* The request *
Show every line that has the string "angle" in it.
-- START OF Excerpted data --
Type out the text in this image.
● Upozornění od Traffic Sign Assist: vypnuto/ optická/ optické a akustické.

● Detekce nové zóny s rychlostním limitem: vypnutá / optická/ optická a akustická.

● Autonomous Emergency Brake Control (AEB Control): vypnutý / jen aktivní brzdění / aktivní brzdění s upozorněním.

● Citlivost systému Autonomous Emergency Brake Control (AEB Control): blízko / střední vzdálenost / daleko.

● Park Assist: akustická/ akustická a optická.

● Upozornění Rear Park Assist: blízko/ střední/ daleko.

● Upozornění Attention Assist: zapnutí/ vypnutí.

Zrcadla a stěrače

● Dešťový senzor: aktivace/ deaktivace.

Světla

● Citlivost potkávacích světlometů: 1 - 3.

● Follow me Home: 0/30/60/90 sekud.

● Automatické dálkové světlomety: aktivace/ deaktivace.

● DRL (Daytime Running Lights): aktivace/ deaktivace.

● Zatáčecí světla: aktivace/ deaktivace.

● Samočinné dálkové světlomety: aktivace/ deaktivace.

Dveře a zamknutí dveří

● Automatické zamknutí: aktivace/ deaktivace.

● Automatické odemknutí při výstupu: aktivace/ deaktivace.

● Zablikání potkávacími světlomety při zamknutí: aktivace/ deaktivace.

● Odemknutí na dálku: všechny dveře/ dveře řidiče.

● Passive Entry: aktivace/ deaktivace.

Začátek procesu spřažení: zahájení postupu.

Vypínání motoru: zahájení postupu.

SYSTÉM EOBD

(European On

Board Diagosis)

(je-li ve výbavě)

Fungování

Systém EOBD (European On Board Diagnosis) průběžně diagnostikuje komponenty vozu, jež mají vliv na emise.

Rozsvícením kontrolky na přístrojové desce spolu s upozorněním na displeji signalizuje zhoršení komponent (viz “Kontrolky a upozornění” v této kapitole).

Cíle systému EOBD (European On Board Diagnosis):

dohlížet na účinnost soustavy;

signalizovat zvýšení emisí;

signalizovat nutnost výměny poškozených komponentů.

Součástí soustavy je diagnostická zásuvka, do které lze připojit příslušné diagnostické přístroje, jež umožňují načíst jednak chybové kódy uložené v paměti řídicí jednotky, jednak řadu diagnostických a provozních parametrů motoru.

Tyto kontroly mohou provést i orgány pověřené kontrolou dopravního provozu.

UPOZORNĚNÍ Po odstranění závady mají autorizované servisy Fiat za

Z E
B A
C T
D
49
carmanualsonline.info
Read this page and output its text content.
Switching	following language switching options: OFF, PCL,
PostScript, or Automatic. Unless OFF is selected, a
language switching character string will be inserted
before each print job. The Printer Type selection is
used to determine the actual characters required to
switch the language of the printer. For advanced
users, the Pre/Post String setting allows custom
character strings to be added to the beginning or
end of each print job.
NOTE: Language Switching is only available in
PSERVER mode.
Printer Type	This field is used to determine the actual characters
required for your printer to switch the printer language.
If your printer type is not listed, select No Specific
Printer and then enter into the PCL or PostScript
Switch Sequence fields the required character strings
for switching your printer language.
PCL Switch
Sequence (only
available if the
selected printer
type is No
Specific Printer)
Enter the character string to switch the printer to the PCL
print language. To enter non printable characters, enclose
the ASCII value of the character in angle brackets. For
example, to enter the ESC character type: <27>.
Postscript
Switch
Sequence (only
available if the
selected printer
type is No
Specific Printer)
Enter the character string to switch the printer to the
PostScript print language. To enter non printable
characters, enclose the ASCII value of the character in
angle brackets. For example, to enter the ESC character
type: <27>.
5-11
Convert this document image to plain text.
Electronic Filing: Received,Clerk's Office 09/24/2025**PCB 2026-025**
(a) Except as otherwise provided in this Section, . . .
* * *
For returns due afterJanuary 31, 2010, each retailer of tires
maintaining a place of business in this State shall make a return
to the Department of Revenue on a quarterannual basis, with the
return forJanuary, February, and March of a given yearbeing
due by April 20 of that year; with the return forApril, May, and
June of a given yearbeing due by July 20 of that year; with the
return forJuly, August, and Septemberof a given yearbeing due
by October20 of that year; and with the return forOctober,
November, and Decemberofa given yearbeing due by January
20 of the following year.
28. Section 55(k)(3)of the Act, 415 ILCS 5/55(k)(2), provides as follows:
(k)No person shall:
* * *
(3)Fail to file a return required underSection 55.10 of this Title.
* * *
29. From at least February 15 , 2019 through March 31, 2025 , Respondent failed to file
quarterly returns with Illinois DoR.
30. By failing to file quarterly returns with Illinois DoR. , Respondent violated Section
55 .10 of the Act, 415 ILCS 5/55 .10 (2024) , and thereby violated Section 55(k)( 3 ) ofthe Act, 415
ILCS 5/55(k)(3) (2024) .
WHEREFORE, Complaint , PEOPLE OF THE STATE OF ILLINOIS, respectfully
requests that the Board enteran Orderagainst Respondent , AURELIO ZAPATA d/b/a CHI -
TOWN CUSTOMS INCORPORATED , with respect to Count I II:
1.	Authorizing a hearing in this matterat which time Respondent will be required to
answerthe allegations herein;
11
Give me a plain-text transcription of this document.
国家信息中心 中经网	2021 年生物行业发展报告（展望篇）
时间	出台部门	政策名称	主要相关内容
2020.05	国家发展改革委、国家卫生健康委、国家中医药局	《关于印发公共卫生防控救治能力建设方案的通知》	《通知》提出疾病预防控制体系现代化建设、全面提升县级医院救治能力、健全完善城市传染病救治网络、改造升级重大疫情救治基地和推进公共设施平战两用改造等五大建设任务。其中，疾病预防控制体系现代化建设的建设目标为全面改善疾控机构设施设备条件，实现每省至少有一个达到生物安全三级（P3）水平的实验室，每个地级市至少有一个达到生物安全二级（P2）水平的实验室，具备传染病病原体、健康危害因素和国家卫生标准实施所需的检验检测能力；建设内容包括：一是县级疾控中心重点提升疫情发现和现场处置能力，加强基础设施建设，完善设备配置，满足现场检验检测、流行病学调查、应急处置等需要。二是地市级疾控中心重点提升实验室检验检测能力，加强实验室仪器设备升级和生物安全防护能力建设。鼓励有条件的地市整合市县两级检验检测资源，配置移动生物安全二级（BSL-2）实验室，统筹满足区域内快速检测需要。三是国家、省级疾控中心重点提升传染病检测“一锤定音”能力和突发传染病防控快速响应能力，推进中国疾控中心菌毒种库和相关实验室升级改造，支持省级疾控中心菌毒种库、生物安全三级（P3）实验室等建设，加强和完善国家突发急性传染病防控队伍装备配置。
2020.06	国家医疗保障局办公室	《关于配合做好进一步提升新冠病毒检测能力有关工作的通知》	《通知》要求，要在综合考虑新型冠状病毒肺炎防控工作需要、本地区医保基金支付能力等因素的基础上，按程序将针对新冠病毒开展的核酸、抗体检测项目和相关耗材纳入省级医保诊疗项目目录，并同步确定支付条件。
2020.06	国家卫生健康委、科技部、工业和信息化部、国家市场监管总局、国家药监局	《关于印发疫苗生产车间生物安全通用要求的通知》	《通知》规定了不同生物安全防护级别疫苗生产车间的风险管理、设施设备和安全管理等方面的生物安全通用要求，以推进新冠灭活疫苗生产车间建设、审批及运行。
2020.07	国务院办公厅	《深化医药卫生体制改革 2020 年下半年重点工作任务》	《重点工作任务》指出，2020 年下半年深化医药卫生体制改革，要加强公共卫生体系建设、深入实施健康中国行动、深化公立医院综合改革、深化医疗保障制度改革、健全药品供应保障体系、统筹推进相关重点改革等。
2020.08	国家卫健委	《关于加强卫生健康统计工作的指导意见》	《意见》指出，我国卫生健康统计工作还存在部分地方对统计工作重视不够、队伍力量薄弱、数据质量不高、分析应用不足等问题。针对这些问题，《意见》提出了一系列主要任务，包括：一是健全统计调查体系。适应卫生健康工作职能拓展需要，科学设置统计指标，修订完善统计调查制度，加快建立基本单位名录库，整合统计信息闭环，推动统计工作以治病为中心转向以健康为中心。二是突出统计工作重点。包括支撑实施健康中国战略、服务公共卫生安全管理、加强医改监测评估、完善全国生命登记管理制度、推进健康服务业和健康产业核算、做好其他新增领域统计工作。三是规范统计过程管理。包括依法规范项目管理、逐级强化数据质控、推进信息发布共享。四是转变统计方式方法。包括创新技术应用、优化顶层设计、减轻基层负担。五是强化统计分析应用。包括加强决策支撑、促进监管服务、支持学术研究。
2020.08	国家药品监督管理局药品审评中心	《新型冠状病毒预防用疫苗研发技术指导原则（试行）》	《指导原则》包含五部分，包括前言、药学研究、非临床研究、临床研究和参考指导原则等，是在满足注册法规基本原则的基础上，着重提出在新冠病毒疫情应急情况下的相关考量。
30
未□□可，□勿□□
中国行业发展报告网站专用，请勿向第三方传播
-- END OF Excerpted data --
* Written response *
the ASCII value of the character in angle brackets. For
angle brackets. For example, to enter the ESC character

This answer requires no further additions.